■ **TASK REQUIREMENTS**: Each line from the line holding "Give me a plain-text" through the last line should be written out exactly, with nothing else and no images.

"""

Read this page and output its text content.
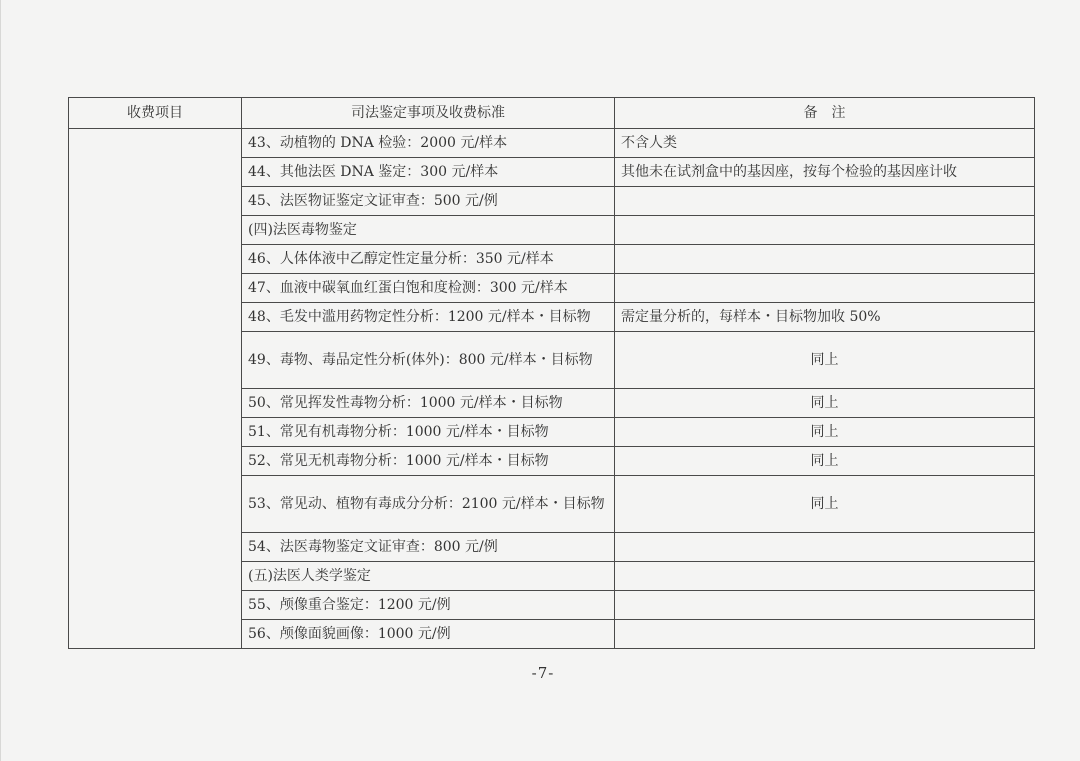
收费项目	司法鉴定事项及收费标准	备　注
	43、动植物的 DNA 检验：2000 元/样本	不含人类
	44、其他法医 DNA 鉴定：300 元/样本	其他未在试剂盒中的基因座，按每个检验的基因座计收
	45、法医物证鉴定文证审查：500 元/例	
	(四)法医毒物鉴定	
	46、人体体液中乙醇定性定量分析：350 元/样本	
	47、血液中碳氧血红蛋白饱和度检测：300 元/样本	
	48、毛发中滥用药物定性分析：1200 元/样本・目标物	需定量分析的，每样本・目标物加收 50%
	49、毒物、毒品定性分析(体外)：800 元/样本・目标物	同上
	50、常见挥发性毒物分析：1000 元/样本・目标物	同上
	51、常见有机毒物分析：1000 元/样本・目标物	同上
	52、常见无机毒物分析：1000 元/样本・目标物	同上
	53、常见动、植物有毒成分分析：2100 元/样本・目标物	同上
	54、法医毒物鉴定文证审查：800 元/例	
	(五)法医人类学鉴定	
	55、颅像重合鉴定：1200 元/例	
	56、颅像面貌画像：1000 元/例	
-7-
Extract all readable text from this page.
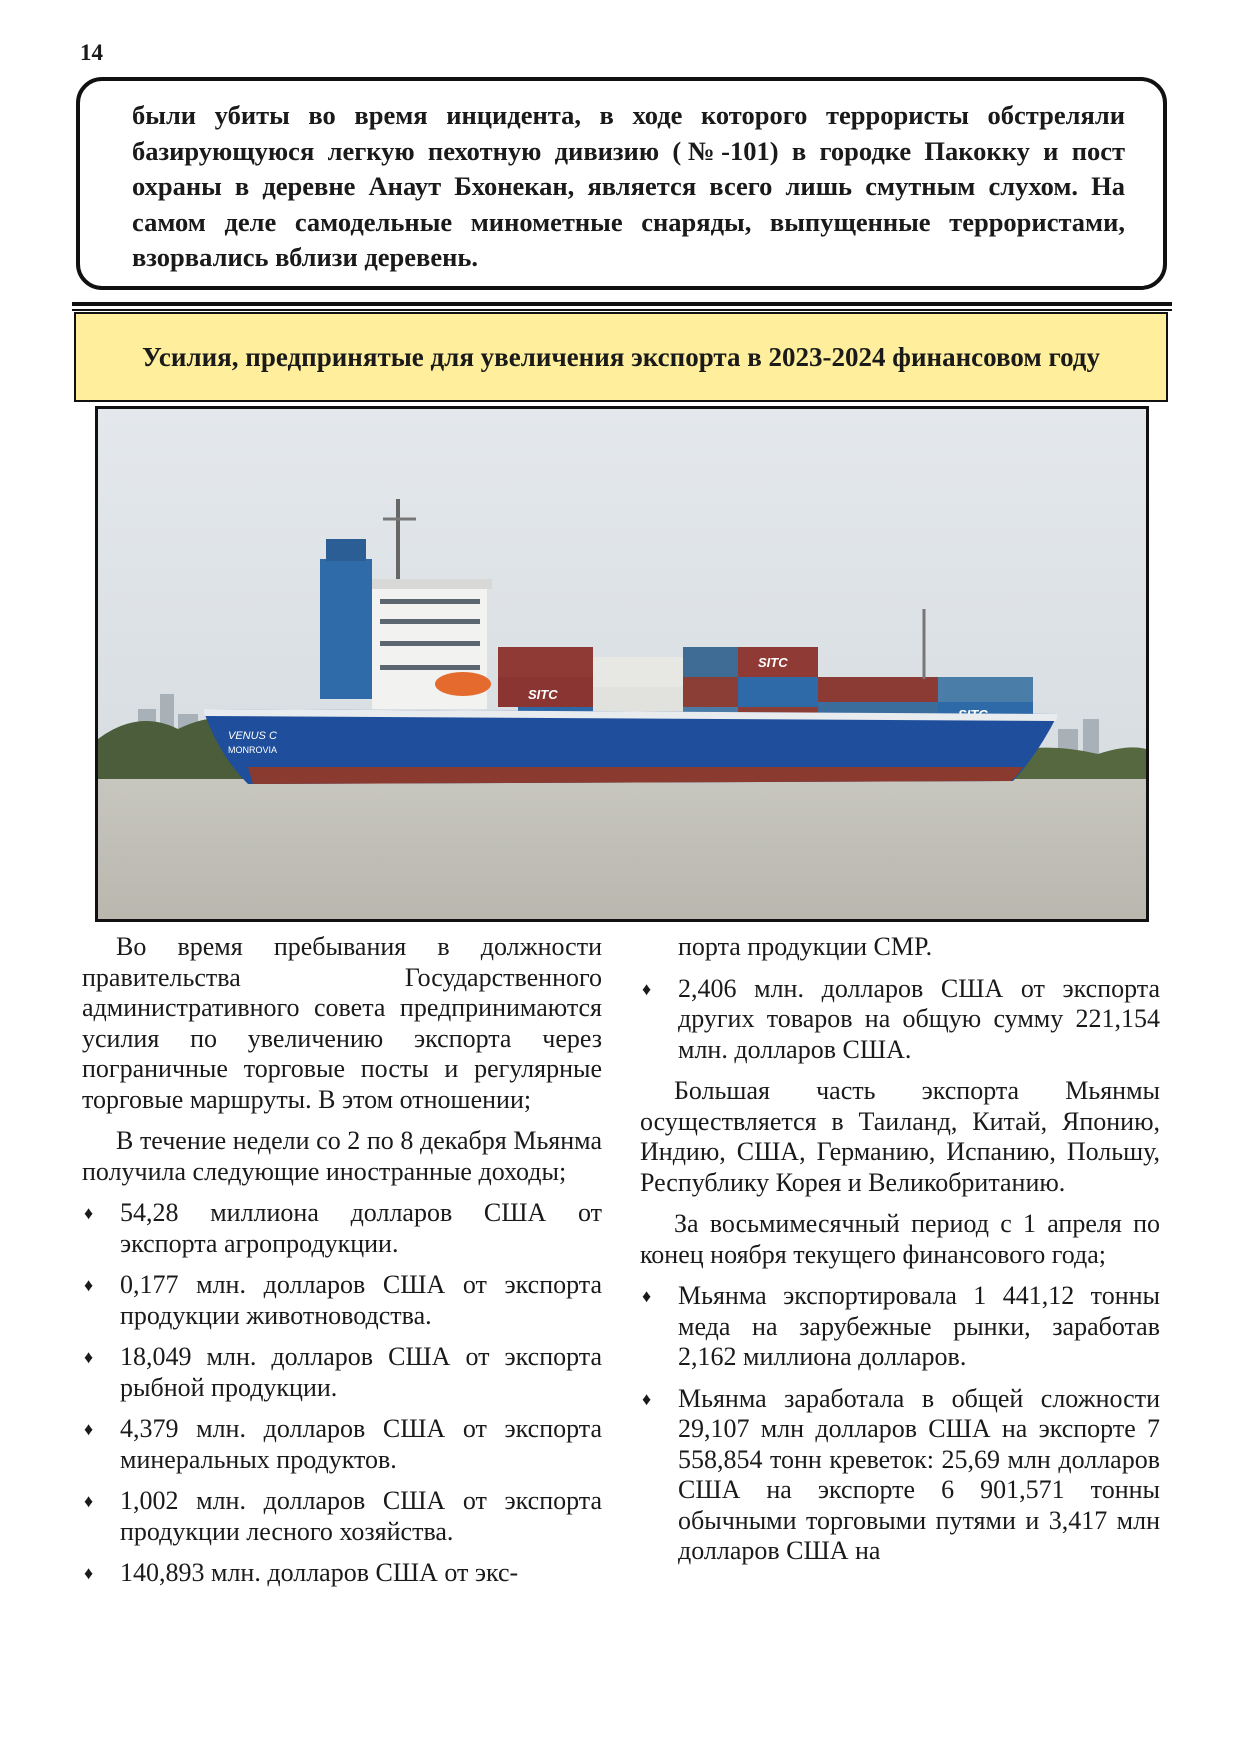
14

были убиты во время инцидента, в ходе которого террористы обстреляли базирующуюся легкую пехотную дивизию (№-101) в городке Пакокку и пост охраны в деревне Анаут Бхонекан, является всего лишь смутным слухом. На самом деле самодельные минометные снаряды, выпущенные террористами, взорвались вблизи деревень.

Усилия, предпринятые для увеличения экспорта в 2023-2024 финансовом году
SITC
SITC
VENUS C
MONROVIA

Во время пребывания в должности правительства Государственного административного совета предпринимаются усилия по увеличению экспорта через пограничные торговые посты и регулярные торговые маршруты. В этом отношении;

В течение недели со 2 по 8 декабря Мьянма получила следующие иностранные доходы;

♦ 54,28 миллиона долларов США от экспорта агропродукции.
♦ 0,177 млн. долларов США от экспорта продукции животноводства.
♦ 18,049 млн. долларов США от экспорта рыбной продукции.
♦ 4,379 млн. долларов США от экспорта минеральных продуктов.
♦ 1,002 млн. долларов США от экспорта продукции лесного хозяйства.
♦ 140,893 млн. долларов США от экс-

порта продукции CMP.

♦ 2,406 млн. долларов США от экспорта других товаров на общую сумму 221,154 млн. долларов США.

Большая часть экспорта Мьянмы осуществляется в Таиланд, Китай, Японию, Индию, США, Германию, Испанию, Польшу, Республику Корея и Великобританию.

За восьмимесячный период с 1 апреля по конец ноября текущего финансового года;

♦ Мьянма экспортировала 1 441,12 тонны меда на зарубежные рынки, заработав 2,162 миллиона долларов.
♦ Мьянма заработала в общей сложности 29,107 млн долларов США на экспорте 7 558,854 тонн креветок: 25,69 млн долларов США на экспорте 6 901,571 тонны обычными торговыми путями и 3,417 млн долларов США на
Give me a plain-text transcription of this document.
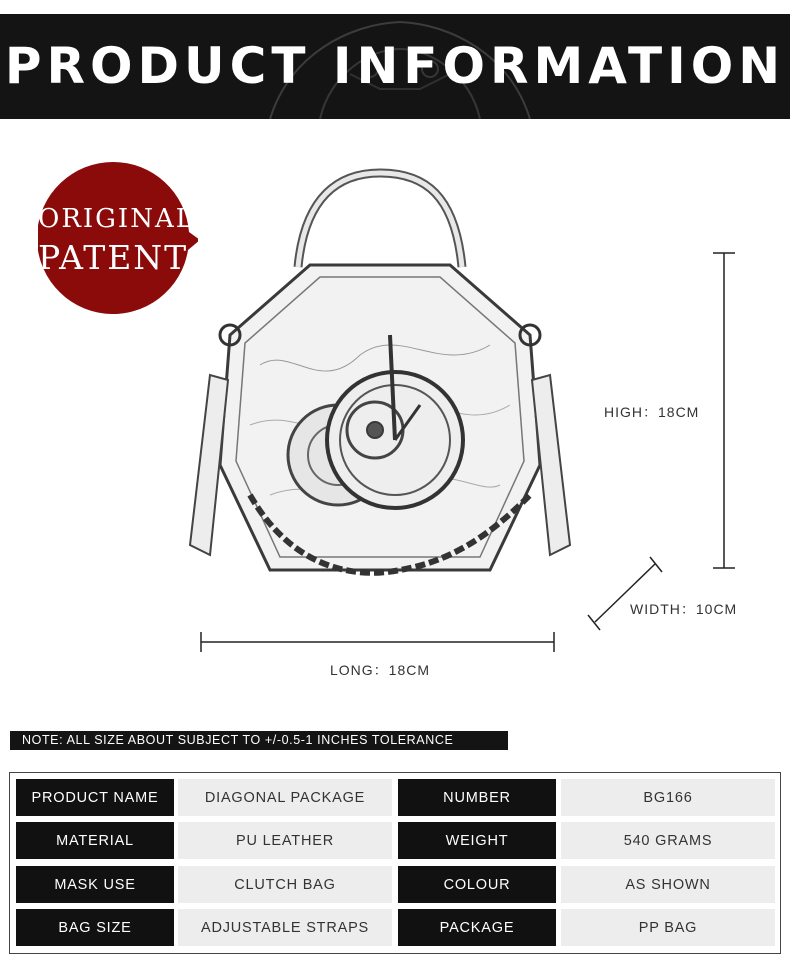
PRODUCT INFORMATION
ORIGINAL
PATENT
HIGH：18CM
WIDTH：10CM
LONG：18CM
NOTE: ALL SIZE ABOUT SUBJECT TO +/-0.5-1 INCHES TOLERANCE
PRODUCT NAME	DIAGONAL PACKAGE	NUMBER	BG166
MATERIAL	PU LEATHER	WEIGHT	540 GRAMS
MASK USE	CLUTCH BAG	COLOUR	AS SHOWN
BAG SIZE	ADJUSTABLE STRAPS	PACKAGE	PP BAG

"""

■ **SOLUTION TO THIS PROBLEM**:
Give me a plain-text transcription of this document.
PRODUCT INFORMATION
ORIGINAL
PATENT
HIGH：18CM
WIDTH：10CM
LONG：18CM
NOTE: ALL SIZE ABOUT SUBJECT TO +/-0.5-1 INCHES TOLERANCE
PRODUCT NAME	DIAGONAL PACKAGE	NUMBER	BG166
MATERIAL	PU LEATHER	WEIGHT	540 GRAMS
MASK USE	CLUTCH BAG	COLOUR	AS SHOWN
BAG SIZE	ADJUSTABLE STRAPS	PACKAGE	PP BAG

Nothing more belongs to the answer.